AIM OF THE TASK:
Quote the data below in full, minus the images.

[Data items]
■ ■ ■ ■ ■ ■ ■
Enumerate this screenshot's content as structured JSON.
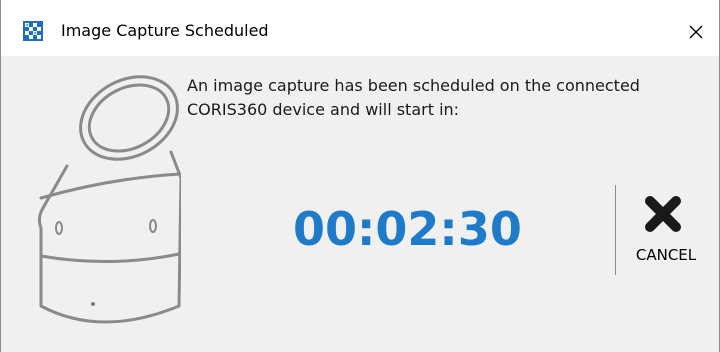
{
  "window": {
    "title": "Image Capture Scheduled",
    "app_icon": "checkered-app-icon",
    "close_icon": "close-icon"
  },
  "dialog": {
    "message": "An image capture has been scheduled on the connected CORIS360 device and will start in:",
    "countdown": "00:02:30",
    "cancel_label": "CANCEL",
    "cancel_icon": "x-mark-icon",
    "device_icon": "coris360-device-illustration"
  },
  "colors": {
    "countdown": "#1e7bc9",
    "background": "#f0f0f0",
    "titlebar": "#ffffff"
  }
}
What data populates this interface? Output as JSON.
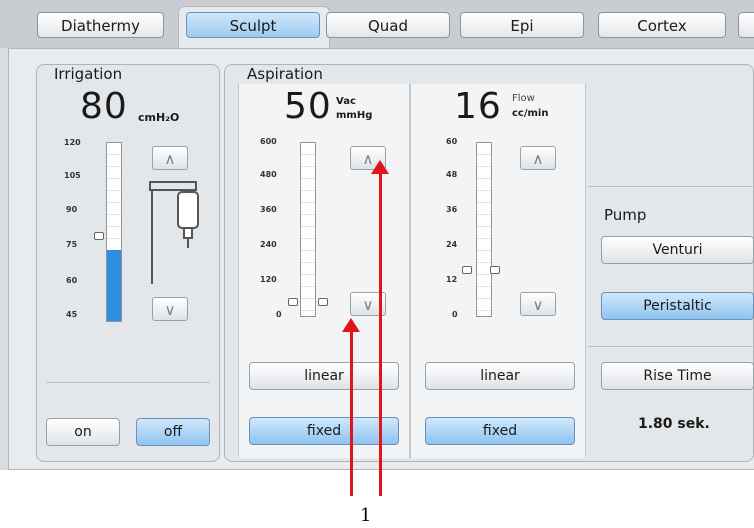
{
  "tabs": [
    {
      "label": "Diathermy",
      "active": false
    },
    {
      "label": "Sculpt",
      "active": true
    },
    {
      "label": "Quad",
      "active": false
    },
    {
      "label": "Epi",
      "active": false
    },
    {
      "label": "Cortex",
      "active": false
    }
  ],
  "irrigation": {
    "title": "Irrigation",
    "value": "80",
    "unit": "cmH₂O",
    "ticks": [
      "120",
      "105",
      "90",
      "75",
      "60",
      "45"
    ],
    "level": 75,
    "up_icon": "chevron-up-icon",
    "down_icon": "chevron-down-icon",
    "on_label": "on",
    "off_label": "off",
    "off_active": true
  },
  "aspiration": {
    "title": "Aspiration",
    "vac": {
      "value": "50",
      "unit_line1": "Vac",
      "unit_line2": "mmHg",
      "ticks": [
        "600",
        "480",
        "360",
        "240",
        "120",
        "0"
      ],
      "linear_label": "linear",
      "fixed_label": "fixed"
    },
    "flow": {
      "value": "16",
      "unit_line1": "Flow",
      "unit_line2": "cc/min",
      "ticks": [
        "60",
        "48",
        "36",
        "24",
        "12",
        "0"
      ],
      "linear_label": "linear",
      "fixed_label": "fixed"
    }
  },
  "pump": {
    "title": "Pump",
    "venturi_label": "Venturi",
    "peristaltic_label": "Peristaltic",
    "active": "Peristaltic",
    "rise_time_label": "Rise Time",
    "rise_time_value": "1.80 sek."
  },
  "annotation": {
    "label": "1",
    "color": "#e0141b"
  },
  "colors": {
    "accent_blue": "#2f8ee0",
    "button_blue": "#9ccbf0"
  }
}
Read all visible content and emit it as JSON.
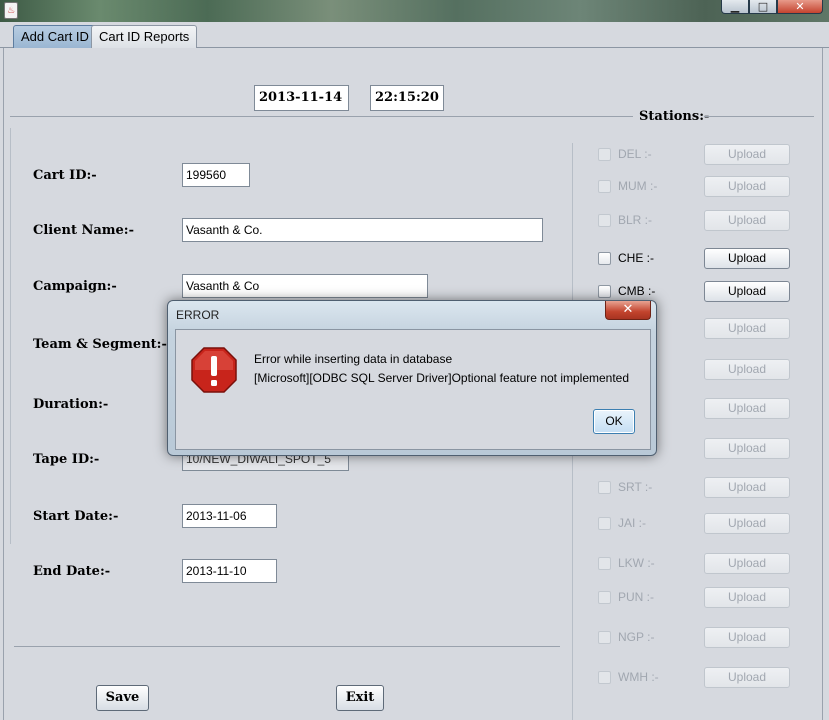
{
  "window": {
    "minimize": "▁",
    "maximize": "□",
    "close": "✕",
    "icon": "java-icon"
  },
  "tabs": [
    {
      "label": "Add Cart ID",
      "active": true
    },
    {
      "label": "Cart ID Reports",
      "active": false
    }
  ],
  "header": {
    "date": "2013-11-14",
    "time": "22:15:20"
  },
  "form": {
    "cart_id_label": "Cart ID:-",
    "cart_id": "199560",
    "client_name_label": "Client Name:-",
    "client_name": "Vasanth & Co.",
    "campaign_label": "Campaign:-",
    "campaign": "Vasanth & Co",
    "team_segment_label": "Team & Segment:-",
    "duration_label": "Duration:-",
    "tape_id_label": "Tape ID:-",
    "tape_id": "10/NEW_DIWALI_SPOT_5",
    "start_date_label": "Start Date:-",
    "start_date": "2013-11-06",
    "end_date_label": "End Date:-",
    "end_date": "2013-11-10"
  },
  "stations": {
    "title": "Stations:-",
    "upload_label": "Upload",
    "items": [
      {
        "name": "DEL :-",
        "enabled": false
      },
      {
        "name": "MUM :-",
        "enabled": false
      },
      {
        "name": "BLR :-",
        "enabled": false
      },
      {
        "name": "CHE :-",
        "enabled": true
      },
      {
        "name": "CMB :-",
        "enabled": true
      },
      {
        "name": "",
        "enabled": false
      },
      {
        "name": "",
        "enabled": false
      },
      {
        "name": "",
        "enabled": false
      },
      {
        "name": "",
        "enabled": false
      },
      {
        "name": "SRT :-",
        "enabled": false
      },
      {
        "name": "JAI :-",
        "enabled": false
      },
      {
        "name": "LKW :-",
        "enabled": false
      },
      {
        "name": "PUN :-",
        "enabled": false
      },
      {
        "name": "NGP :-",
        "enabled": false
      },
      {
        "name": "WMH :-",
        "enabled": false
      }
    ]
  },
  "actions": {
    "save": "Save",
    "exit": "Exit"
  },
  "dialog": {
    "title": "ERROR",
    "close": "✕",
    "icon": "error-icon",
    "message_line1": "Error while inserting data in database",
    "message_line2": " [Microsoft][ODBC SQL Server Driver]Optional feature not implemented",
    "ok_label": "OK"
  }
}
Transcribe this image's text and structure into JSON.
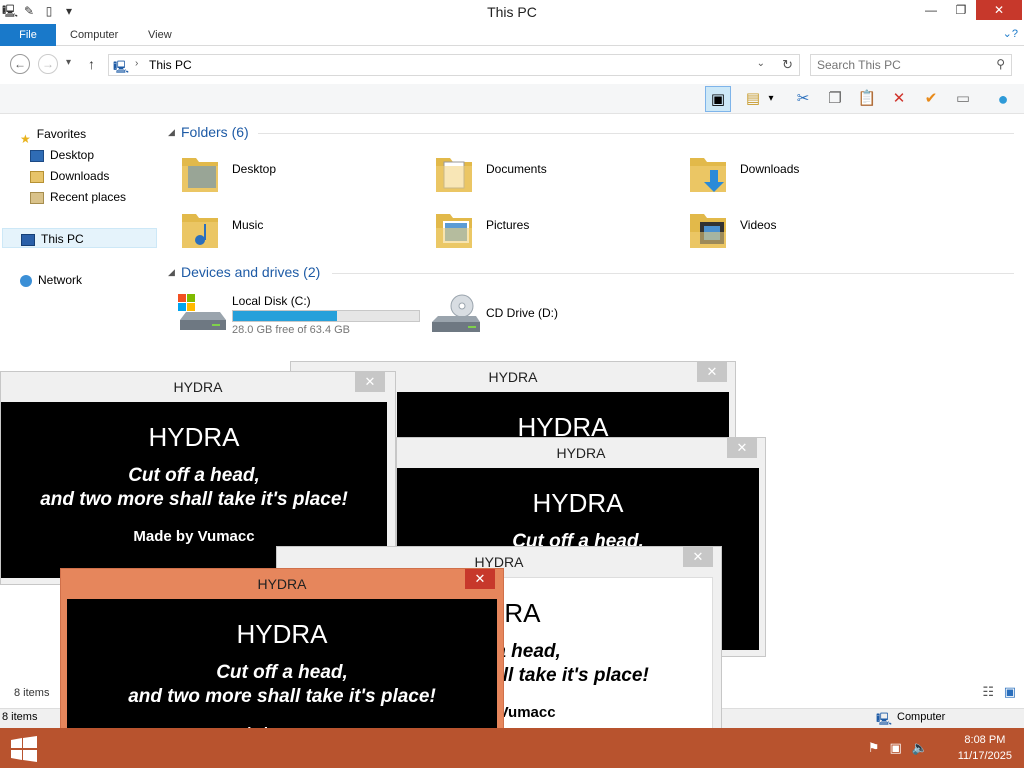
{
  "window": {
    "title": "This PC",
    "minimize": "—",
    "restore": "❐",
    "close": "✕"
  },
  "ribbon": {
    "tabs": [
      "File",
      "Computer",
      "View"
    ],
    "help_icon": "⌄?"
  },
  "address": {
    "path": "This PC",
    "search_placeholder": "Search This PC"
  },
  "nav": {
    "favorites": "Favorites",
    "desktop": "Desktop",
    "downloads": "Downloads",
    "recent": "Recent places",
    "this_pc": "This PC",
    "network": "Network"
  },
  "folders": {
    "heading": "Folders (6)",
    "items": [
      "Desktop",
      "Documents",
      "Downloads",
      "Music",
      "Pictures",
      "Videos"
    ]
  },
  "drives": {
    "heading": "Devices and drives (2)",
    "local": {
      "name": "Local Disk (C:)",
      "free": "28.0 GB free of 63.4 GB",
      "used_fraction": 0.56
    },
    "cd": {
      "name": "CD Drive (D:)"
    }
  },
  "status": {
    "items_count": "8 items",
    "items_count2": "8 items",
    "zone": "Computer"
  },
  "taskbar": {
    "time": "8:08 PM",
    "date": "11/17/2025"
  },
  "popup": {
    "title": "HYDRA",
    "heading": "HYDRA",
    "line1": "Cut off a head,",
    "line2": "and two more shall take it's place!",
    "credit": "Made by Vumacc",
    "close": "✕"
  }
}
■ ■ ■ ■ ■ ■ ■
SOLVED PROBLEM:
Enumerate this screenshot's content as structured JSON.
{
  "window": {
    "title": "Image Capture Scheduled",
    "app_icon": "checkered-app-icon",
    "close_icon": "close-icon"
  },
  "dialog": {
    "message": "An image capture has been scheduled on the connected CORIS360 device and will start in:",
    "countdown": "00:02:30",
    "cancel_label": "CANCEL",
    "cancel_icon": "x-mark-icon",
    "device_icon": "coris360-device-illustration"
  },
  "colors": {
    "countdown": "#1e7bc9",
    "background": "#f0f0f0",
    "titlebar": "#ffffff"
  }
}
What data populates this interface? Output as JSON.
{
  "tabs": [
    {
      "label": "Diathermy",
      "active": false
    },
    {
      "label": "Sculpt",
      "active": true
    },
    {
      "label": "Quad",
      "active": false
    },
    {
      "label": "Epi",
      "active": false
    },
    {
      "label": "Cortex",
      "active": false
    }
  ],
  "irrigation": {
    "title": "Irrigation",
    "value": "80",
    "unit": "cmH₂O",
    "ticks": [
      "120",
      "105",
      "90",
      "75",
      "60",
      "45"
    ],
    "level": 75,
    "up_icon": "chevron-up-icon",
    "down_icon": "chevron-down-icon",
    "on_label": "on",
    "off_label": "off",
    "off_active": true
  },
  "aspiration": {
    "title": "Aspiration",
    "vac": {
      "value": "50",
      "unit_line1": "Vac",
      "unit_line2": "mmHg",
      "ticks": [
        "600",
        "480",
        "360",
        "240",
        "120",
        "0"
      ],
      "linear_label": "linear",
      "fixed_label": "fixed"
    },
    "flow": {
      "value": "16",
      "unit_line1": "Flow",
      "unit_line2": "cc/min",
      "ticks": [
        "60",
        "48",
        "36",
        "24",
        "12",
        "0"
      ],
      "linear_label": "linear",
      "fixed_label": "fixed"
    }
  },
  "pump": {
    "title": "Pump",
    "venturi_label": "Venturi",
    "peristaltic_label": "Peristaltic",
    "active": "Peristaltic",
    "rise_time_label": "Rise Time",
    "rise_time_value": "1.80 sek."
  },
  "annotation": {
    "label": "1",
    "color": "#e0141b"
  },
  "colors": {
    "accent_blue": "#2f8ee0",
    "button_blue": "#9ccbf0"
  }
}
Read all visible content and emit it as JSON.
{
  "window": {
    "minimize": "▁",
    "maximize": "□",
    "close": "✕",
    "icon": "java-icon"
  },
  "tabs": [
    {
      "label": "Add Cart ID",
      "active": true
    },
    {
      "label": "Cart ID Reports",
      "active": false
    }
  ],
  "header": {
    "date": "2013-11-14",
    "time": "22:15:20"
  },
  "form": {
    "cart_id_label": "Cart ID:-",
    "cart_id": "199560",
    "client_name_label": "Client Name:-",
    "client_name": "Vasanth & Co.",
    "campaign_label": "Campaign:-",
    "campaign": "Vasanth & Co",
    "team_segment_label": "Team & Segment:-",
    "duration_label": "Duration:-",
    "tape_id_label": "Tape ID:-",
    "tape_id": "10/NEW_DIWALI_SPOT_5",
    "start_date_label": "Start Date:-",
    "start_date": "2013-11-06",
    "end_date_label": "End Date:-",
    "end_date": "2013-11-10"
  },
  "stations": {
    "title": "Stations:-",
    "upload_label": "Upload",
    "items": [
      {
        "name": "DEL :-",
        "enabled": false
      },
      {
        "name": "MUM :-",
        "enabled": false
      },
      {
        "name": "BLR :-",
        "enabled": false
      },
      {
        "name": "CHE :-",
        "enabled": true
      },
      {
        "name": "CMB :-",
        "enabled": true
      },
      {
        "name": "",
        "enabled": false
      },
      {
        "name": "",
        "enabled": false
      },
      {
        "name": "",
        "enabled": false
      },
      {
        "name": "",
        "enabled": false
      },
      {
        "name": "SRT :-",
        "enabled": false
      },
      {
        "name": "JAI :-",
        "enabled": false
      },
      {
        "name": "LKW :-",
        "enabled": false
      },
      {
        "name": "PUN :-",
        "enabled": false
      },
      {
        "name": "NGP :-",
        "enabled": false
      },
      {
        "name": "WMH :-",
        "enabled": false
      }
    ]
  },
  "actions": {
    "save": "Save",
    "exit": "Exit"
  },
  "dialog": {
    "title": "ERROR",
    "close": "✕",
    "icon": "error-icon",
    "message_line1": "Error while inserting data in database",
    "message_line2": " [Microsoft][ODBC SQL Server Driver]Optional feature not implemented",
    "ok_label": "OK"
  }
}
Transcribe this image's text and structure into JSON.
{
  "window": {
    "title": "This PC",
    "minimize": "—",
    "restore": "❐",
    "close": "✕"
  },
  "ribbon": {
    "tabs": [
      "File",
      "Computer",
      "View"
    ],
    "help_icon": "⌄?"
  },
  "address": {
    "path": "This PC",
    "search_placeholder": "Search This PC"
  },
  "nav": {
    "favorites": "Favorites",
    "desktop": "Desktop",
    "downloads": "Downloads",
    "recent": "Recent places",
    "this_pc": "This PC",
    "network": "Network"
  },
  "folders": {
    "heading": "Folders (6)",
    "items": [
      "Desktop",
      "Documents",
      "Downloads",
      "Music",
      "Pictures",
      "Videos"
    ]
  },
  "drives": {
    "heading": "Devices and drives (2)",
    "local": {
      "name": "Local Disk (C:)",
      "free": "28.0 GB free of 63.4 GB",
      "used_fraction": 0.56
    },
    "cd": {
      "name": "CD Drive (D:)"
    }
  },
  "status": {
    "items_count": "8 items",
    "items_count2": "8 items",
    "zone": "Computer"
  },
  "taskbar": {
    "time": "8:08 PM",
    "date": "11/17/2025"
  },
  "popup": {
    "title": "HYDRA",
    "heading": "HYDRA",
    "line1": "Cut off a head,",
    "line2": "and two more shall take it's place!",
    "credit": "Made by Vumacc",
    "close": "✕"
  }
}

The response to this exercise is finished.